* [Do this]:
Please rewrite the rows starting at the line containing "Output each element" and ending at the line containing "y-tick-label: 15 [321,314,337,328]", replacing "y-tick-mark" with "y-axis-tick" and leaving everything else unchanged.

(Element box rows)
◇ ◇ ◇ ◇ ◇

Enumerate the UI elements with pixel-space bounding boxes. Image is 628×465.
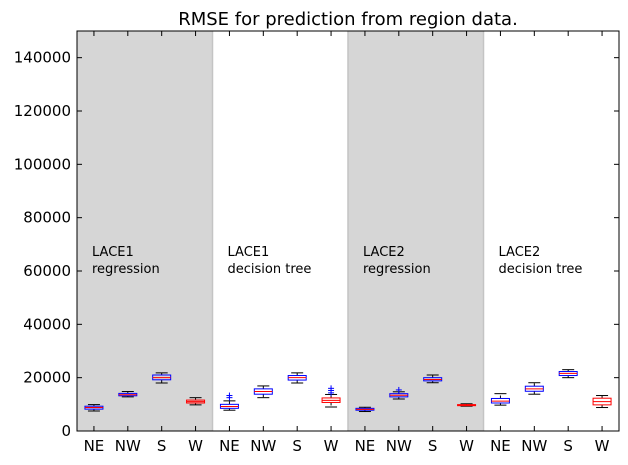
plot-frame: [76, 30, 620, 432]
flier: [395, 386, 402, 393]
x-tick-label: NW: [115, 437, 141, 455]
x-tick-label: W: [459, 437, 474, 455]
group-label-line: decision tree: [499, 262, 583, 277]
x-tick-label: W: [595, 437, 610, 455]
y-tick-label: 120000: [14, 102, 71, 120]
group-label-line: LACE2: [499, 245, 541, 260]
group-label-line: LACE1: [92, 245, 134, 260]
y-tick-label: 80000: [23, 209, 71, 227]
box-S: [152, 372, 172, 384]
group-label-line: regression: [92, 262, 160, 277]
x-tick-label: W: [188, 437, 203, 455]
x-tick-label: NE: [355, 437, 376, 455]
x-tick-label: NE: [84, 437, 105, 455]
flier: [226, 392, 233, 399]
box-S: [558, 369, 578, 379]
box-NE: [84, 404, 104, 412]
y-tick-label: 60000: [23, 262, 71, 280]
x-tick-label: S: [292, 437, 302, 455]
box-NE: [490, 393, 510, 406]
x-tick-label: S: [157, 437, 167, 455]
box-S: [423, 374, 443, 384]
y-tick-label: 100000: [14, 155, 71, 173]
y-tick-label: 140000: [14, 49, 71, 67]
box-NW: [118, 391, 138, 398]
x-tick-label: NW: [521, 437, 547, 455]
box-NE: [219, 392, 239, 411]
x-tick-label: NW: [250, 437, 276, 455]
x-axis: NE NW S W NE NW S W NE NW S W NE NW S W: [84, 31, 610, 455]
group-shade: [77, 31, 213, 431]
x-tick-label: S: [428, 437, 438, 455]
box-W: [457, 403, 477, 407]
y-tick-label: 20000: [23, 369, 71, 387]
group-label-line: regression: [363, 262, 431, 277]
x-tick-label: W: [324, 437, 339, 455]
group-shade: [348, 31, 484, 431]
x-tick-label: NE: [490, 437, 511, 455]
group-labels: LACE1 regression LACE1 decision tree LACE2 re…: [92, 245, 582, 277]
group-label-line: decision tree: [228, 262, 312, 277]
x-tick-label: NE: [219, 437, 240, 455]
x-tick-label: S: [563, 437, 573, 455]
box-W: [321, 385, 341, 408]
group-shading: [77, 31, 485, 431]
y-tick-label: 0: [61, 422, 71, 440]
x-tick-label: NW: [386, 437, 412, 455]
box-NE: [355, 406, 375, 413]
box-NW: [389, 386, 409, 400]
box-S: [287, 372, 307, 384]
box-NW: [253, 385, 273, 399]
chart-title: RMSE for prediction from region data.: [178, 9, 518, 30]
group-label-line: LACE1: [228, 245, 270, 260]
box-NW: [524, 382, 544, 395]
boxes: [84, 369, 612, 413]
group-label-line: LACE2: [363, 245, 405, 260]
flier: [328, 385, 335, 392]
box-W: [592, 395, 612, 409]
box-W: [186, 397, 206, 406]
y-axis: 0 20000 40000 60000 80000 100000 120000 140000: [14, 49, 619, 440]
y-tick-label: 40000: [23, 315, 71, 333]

◇ ◇ ◇ ◇ ◇

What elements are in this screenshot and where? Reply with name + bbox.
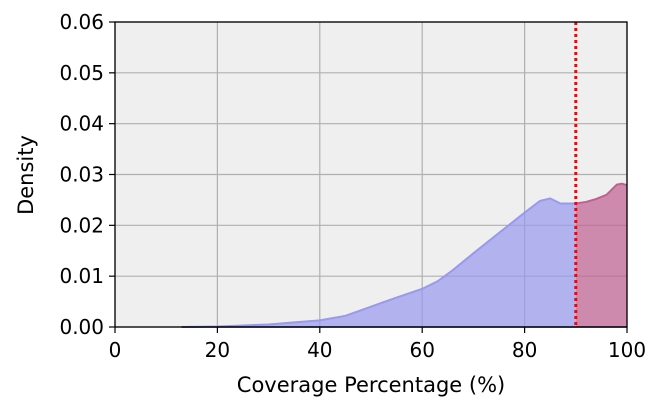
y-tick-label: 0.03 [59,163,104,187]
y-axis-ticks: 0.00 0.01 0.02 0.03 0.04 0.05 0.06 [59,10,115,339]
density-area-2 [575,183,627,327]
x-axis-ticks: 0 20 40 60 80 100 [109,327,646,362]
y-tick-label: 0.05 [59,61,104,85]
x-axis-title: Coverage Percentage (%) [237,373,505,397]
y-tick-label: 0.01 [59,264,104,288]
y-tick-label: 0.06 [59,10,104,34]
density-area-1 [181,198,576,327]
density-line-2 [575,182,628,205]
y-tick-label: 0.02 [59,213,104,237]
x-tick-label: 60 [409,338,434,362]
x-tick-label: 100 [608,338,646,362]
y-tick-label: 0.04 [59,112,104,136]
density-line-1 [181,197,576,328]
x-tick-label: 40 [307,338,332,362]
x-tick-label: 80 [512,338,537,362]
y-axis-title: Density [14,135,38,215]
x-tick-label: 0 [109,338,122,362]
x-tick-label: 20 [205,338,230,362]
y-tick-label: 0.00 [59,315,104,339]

◇ ◇ ◇ ◇ ◇

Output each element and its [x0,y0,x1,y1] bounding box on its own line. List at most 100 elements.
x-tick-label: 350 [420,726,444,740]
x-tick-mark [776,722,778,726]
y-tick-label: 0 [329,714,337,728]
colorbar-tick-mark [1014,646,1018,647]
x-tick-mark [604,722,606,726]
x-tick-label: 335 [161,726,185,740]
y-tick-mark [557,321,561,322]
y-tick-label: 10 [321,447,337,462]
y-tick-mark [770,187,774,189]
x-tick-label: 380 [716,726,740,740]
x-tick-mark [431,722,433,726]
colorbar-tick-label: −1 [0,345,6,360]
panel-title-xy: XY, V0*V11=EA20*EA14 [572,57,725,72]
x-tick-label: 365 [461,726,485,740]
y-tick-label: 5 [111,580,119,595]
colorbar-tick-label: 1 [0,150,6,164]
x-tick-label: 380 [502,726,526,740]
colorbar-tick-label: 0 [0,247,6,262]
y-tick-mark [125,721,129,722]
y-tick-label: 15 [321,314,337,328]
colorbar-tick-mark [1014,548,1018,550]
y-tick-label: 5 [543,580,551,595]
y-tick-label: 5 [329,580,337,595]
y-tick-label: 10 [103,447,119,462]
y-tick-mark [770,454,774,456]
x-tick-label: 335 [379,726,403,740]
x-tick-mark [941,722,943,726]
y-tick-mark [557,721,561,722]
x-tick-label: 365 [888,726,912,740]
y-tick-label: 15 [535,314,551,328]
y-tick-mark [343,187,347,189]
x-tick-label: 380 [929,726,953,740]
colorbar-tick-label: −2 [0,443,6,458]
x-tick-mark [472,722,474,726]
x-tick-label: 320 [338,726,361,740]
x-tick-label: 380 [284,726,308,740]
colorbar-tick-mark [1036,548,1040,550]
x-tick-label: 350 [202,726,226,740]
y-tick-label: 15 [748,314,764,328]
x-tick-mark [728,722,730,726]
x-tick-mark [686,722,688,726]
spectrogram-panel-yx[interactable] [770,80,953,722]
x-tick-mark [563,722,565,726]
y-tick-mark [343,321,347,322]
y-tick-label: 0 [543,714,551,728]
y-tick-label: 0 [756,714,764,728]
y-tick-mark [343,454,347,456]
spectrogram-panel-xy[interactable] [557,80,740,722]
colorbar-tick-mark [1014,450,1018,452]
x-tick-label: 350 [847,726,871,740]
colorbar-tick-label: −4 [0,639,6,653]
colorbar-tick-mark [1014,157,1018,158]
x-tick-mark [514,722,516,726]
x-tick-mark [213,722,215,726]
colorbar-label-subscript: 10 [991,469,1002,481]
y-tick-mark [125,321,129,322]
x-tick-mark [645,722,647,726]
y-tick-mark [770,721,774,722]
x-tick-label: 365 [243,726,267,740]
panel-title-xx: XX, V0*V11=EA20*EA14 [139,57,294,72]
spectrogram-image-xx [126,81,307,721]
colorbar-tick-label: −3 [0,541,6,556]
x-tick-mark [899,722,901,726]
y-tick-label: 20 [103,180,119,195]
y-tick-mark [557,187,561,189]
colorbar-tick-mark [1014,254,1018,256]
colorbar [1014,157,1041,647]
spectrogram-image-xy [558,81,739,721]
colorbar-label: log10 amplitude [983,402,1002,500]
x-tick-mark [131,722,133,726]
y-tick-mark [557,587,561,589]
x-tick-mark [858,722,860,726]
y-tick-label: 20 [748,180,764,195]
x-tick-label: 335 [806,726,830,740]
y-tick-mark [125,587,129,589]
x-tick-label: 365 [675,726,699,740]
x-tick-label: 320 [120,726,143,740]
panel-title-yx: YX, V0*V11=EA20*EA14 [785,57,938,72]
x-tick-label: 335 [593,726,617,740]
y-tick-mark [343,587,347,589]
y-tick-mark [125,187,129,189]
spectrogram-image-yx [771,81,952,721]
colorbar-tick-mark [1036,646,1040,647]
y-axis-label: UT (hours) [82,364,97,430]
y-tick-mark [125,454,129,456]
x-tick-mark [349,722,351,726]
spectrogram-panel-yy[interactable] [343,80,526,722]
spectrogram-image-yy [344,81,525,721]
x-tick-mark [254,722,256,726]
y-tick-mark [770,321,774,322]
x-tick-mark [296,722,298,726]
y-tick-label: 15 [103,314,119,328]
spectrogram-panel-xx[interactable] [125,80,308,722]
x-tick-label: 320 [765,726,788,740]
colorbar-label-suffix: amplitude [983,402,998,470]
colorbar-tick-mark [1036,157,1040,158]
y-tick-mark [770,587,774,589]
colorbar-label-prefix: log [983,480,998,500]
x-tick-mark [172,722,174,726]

◇ ◇ ◇ ◇ ◇

* [Output of the task]:
Output each element and its [x0,y0,x1,y1] bounding box on its own line. List at most 100 elements.
x-tick-label: 350 [420,726,444,740]
x-tick-mark [776,722,778,726]
y-tick-label: 0 [329,714,337,728]
colorbar-tick-mark [1014,646,1018,647]
x-tick-mark [604,722,606,726]
x-tick-label: 335 [161,726,185,740]
y-axis-tick [557,321,561,322]
y-tick-label: 10 [321,447,337,462]
y-axis-tick [770,187,774,189]
x-tick-label: 380 [716,726,740,740]
x-tick-mark [431,722,433,726]
colorbar-tick-label: −1 [0,345,6,360]
panel-title-xy: XY, V0*V11=EA20*EA14 [572,57,725,72]
x-tick-label: 365 [461,726,485,740]
y-tick-label: 5 [111,580,119,595]
colorbar-tick-label: 1 [0,150,6,164]
x-tick-label: 380 [502,726,526,740]
colorbar-tick-label: 0 [0,247,6,262]
y-axis-tick [125,721,129,722]
y-tick-label: 15 [321,314,337,328]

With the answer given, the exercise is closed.